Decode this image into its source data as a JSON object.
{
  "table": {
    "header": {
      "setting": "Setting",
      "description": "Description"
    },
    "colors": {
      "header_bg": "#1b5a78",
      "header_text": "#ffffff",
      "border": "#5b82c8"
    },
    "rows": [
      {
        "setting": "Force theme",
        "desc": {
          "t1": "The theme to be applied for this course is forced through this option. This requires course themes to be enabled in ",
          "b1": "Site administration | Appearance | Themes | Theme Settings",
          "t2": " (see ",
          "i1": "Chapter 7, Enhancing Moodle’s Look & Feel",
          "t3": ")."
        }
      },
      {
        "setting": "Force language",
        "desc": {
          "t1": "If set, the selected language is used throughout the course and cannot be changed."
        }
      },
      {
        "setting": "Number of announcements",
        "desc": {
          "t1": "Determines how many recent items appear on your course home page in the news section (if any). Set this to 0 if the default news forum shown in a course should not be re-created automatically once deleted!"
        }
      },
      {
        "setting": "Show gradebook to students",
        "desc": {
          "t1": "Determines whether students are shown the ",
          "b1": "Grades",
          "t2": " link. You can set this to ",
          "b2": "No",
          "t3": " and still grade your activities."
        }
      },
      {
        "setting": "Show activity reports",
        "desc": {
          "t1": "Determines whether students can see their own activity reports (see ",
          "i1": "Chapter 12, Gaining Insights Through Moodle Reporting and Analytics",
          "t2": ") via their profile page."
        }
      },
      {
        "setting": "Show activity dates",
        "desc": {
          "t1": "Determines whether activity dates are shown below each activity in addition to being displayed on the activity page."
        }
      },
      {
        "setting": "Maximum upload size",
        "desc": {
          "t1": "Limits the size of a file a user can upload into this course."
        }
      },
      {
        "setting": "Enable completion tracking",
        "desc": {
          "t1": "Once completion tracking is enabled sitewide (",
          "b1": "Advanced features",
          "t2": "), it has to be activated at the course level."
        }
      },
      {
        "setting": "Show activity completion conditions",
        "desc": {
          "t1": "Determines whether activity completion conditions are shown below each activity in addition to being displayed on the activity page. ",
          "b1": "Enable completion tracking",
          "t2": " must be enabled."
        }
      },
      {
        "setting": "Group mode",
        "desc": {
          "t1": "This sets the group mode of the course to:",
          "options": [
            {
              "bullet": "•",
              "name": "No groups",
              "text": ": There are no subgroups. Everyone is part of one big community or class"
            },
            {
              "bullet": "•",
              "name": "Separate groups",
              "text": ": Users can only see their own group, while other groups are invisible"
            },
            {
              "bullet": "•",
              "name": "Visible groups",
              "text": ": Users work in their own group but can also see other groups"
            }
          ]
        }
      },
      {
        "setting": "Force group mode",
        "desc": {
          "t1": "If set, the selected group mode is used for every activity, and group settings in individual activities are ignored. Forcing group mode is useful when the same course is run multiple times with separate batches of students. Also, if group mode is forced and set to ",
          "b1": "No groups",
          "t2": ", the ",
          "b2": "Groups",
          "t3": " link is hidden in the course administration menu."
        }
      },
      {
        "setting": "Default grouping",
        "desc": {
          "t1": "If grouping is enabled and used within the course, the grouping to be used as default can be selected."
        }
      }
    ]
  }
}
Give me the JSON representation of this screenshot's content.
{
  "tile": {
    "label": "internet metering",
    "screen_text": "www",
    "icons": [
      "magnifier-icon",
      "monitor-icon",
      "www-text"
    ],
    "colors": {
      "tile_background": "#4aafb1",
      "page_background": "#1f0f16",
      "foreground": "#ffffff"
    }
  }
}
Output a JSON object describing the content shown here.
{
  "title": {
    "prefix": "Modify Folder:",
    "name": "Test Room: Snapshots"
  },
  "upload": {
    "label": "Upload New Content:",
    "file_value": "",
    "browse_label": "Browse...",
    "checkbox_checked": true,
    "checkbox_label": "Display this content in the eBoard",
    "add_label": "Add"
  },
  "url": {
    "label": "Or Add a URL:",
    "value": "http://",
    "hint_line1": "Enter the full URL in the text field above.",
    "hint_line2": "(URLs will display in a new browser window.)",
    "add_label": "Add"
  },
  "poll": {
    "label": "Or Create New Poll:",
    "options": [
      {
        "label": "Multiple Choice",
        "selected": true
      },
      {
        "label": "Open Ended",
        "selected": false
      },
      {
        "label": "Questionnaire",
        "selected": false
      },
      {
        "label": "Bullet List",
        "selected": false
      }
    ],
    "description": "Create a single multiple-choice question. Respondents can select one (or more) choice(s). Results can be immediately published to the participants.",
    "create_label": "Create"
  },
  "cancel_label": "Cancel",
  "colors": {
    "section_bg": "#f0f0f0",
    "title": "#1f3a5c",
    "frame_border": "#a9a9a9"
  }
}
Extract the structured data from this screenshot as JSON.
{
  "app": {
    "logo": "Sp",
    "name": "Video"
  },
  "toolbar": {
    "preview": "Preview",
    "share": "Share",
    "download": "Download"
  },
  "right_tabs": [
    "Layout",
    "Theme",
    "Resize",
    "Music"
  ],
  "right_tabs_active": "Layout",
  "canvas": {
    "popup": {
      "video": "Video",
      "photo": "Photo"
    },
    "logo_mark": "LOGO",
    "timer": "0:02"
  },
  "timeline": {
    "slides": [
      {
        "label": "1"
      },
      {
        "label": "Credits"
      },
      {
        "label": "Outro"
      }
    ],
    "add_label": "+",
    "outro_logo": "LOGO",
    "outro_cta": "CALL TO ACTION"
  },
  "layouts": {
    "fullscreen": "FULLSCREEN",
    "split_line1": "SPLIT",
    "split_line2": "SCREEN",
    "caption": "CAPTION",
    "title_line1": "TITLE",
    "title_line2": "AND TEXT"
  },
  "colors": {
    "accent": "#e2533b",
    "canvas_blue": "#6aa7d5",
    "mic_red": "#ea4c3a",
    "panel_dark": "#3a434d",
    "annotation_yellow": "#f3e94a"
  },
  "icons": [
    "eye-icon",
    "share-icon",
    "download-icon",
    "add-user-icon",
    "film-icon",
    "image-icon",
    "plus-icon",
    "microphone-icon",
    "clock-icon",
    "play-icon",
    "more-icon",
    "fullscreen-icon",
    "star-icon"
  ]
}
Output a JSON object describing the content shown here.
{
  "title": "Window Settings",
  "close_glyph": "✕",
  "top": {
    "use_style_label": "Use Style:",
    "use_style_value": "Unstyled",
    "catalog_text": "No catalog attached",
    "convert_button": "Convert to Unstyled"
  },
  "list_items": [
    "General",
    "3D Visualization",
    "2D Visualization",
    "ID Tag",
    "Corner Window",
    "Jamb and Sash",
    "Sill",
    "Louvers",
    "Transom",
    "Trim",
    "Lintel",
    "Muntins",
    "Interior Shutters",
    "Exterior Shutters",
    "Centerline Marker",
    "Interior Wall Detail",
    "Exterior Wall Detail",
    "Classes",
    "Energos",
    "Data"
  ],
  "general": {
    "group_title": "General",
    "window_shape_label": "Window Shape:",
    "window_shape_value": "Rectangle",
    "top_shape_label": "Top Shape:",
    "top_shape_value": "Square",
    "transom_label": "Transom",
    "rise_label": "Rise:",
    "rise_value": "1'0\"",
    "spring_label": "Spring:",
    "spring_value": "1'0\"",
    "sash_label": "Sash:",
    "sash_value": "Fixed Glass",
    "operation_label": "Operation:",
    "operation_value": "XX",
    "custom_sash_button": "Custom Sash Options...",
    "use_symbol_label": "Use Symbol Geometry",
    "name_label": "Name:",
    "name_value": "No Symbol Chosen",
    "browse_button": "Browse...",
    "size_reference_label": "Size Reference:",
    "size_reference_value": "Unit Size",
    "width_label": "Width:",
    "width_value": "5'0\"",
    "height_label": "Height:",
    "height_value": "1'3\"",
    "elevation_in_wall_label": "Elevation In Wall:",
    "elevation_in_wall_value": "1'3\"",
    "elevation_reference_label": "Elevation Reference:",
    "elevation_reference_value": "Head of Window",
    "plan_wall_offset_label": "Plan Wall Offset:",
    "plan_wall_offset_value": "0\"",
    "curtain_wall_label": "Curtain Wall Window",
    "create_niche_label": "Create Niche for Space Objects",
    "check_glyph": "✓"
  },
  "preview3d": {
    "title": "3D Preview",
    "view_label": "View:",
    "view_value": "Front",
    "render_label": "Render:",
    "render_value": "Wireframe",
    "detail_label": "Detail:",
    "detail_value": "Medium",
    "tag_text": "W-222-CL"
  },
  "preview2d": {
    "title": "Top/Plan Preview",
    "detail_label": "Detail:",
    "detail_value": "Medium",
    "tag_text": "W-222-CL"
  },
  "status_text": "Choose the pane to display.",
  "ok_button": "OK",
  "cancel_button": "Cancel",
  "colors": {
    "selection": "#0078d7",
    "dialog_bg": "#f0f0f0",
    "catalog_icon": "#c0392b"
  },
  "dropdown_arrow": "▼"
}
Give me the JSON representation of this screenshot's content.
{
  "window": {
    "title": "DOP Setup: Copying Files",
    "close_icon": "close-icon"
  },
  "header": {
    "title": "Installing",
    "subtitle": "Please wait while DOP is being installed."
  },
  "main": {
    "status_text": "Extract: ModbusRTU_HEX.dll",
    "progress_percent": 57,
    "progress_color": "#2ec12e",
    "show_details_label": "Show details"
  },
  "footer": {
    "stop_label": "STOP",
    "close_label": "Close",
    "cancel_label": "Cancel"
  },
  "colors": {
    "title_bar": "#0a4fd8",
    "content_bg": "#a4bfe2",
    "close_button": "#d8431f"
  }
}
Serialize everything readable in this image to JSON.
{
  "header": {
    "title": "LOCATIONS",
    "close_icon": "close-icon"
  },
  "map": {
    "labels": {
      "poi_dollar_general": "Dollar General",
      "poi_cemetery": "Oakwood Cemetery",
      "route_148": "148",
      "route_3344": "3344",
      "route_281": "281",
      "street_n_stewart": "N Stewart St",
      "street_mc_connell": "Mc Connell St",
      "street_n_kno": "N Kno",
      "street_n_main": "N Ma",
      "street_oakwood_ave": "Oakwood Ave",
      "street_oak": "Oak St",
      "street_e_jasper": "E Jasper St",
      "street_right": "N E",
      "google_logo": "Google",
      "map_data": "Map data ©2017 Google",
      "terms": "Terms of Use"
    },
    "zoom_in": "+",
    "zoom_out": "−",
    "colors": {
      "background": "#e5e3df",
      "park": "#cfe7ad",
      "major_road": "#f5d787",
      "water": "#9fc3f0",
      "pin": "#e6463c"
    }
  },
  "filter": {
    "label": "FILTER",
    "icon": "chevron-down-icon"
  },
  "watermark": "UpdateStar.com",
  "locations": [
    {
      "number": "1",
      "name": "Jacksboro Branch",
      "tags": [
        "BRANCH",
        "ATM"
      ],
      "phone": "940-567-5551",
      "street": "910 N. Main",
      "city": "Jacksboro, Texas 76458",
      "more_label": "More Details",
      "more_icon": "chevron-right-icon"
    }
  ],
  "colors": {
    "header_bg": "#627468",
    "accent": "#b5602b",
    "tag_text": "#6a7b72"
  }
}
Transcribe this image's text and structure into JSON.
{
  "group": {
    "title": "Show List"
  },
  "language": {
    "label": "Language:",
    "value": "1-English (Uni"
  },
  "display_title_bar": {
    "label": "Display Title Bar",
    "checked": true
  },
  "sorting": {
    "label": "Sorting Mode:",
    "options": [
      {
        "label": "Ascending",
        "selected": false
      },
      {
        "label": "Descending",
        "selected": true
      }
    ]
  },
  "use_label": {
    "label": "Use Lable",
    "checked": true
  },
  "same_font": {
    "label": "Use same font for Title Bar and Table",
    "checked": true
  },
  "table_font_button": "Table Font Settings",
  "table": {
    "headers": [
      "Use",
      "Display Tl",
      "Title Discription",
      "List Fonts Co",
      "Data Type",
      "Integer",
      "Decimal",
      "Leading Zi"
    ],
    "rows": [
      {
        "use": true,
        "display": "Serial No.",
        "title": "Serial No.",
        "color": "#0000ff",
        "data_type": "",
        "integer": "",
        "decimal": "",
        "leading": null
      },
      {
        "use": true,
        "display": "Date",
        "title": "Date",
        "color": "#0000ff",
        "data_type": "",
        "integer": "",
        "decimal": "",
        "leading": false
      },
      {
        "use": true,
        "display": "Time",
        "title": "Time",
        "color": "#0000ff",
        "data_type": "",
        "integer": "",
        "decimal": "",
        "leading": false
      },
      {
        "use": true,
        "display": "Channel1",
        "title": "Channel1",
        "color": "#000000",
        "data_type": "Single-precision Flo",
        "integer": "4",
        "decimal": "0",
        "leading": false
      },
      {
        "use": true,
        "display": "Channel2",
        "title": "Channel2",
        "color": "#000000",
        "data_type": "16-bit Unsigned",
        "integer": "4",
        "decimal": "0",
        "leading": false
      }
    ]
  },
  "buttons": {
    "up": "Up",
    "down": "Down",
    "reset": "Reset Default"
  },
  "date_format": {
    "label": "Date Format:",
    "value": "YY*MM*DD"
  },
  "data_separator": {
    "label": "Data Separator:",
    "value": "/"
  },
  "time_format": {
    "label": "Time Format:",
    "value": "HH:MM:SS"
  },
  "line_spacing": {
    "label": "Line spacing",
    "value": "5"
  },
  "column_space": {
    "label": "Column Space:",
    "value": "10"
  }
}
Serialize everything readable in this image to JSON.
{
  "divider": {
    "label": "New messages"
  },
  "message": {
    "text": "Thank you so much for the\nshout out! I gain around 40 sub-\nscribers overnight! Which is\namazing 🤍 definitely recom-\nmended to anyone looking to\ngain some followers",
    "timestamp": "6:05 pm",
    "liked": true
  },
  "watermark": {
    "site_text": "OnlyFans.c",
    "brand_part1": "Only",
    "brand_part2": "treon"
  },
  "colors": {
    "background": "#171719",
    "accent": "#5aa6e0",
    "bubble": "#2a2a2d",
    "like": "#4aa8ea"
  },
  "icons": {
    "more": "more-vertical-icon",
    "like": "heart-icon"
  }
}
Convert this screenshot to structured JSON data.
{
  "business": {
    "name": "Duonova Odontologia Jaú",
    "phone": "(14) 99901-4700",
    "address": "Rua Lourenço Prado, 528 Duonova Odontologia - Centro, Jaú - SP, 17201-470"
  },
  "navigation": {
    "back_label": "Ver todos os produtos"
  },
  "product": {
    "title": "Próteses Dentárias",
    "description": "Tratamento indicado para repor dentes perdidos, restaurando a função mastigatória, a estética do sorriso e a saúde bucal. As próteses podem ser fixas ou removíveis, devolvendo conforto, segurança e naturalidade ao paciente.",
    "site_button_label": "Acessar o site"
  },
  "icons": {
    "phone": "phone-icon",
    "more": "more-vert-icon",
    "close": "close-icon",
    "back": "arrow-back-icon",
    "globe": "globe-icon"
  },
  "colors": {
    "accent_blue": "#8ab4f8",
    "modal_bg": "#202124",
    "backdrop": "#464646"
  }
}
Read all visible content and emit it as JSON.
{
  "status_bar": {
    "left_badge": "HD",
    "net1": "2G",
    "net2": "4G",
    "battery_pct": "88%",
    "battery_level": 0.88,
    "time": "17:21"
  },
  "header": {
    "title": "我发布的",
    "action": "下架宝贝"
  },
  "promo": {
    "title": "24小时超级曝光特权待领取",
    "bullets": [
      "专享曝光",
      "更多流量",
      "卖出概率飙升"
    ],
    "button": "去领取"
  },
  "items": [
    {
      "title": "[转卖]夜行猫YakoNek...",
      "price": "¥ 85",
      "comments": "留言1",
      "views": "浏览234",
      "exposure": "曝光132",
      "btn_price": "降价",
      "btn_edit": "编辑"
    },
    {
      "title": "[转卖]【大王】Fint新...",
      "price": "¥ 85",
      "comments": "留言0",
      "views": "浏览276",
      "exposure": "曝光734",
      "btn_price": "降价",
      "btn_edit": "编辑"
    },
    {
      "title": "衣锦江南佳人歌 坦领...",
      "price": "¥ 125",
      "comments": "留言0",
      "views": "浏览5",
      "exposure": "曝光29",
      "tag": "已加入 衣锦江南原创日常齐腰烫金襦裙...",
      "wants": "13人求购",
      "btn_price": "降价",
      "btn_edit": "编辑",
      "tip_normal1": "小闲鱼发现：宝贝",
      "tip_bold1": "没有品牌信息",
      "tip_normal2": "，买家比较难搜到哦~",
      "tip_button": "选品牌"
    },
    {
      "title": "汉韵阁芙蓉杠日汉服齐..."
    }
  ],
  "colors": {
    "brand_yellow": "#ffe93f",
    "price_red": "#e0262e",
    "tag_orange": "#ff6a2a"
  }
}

## Exercise aim
Exactly and only the lines from the one containing "Read all visible content and emit it as JSON." through the end of the material are to be reproduced, both ends included.

## Task answer
Read all visible content and emit it as JSON.
{
  "status_bar": {
    "left_badge": "HD",
    "net1": "2G",
    "net2": "4G",
    "battery_pct": "88%",
    "battery_level": 0.88,
    "time": "17:21"
  },
  "header": {
    "title": "我发布的",
    "action": "下架宝贝"
  },
  "promo": {
    "title": "24小时超级曝光特权待领取",
    "bullets": [
      "专享曝光",
      "更多流量",
      "卖出概率飙升"
    ],
    "button": "去领取"
  },
  "items": [
    {
      "title": "[转卖]夜行猫YakoNek...",
      "price": "¥ 85",
      "comments": "留言1",
      "views": "浏览234",
      "exposure": "曝光132",
      "btn_price": "降价",
      "btn_edit": "编辑"
    },
    {
      "title": "[转卖]【大王】Fint新...",
      "price": "¥ 85",
      "comments": "留言0",
      "views": "浏览276",
      "exposure": "曝光734",
      "btn_price": "降价",
      "btn_edit": "编辑"
    },
    {
      "title": "衣锦江南佳人歌 坦领...",
      "price": "¥ 125",
      "comments": "留言0",
      "views": "浏览5",
      "exposure": "曝光29",
      "tag": "已加入 衣锦江南原创日常齐腰烫金襦裙...",
      "wants": "13人求购",
      "btn_price": "降价",
      "btn_edit": "编辑",
      "tip_normal1": "小闲鱼发现：宝贝",
      "tip_bold1": "没有品牌信息",
      "tip_normal2": "，买家比较难搜到哦~",
      "tip_button": "选品牌"
    },
    {
      "title": "汉韵阁芙蓉杠日汉服齐..."
    }
  ],
  "colors": {
    "brand_yellow": "#ffe93f",
    "price_red": "#e0262e",
    "tag_orange": "#ff6a2a"
  }
}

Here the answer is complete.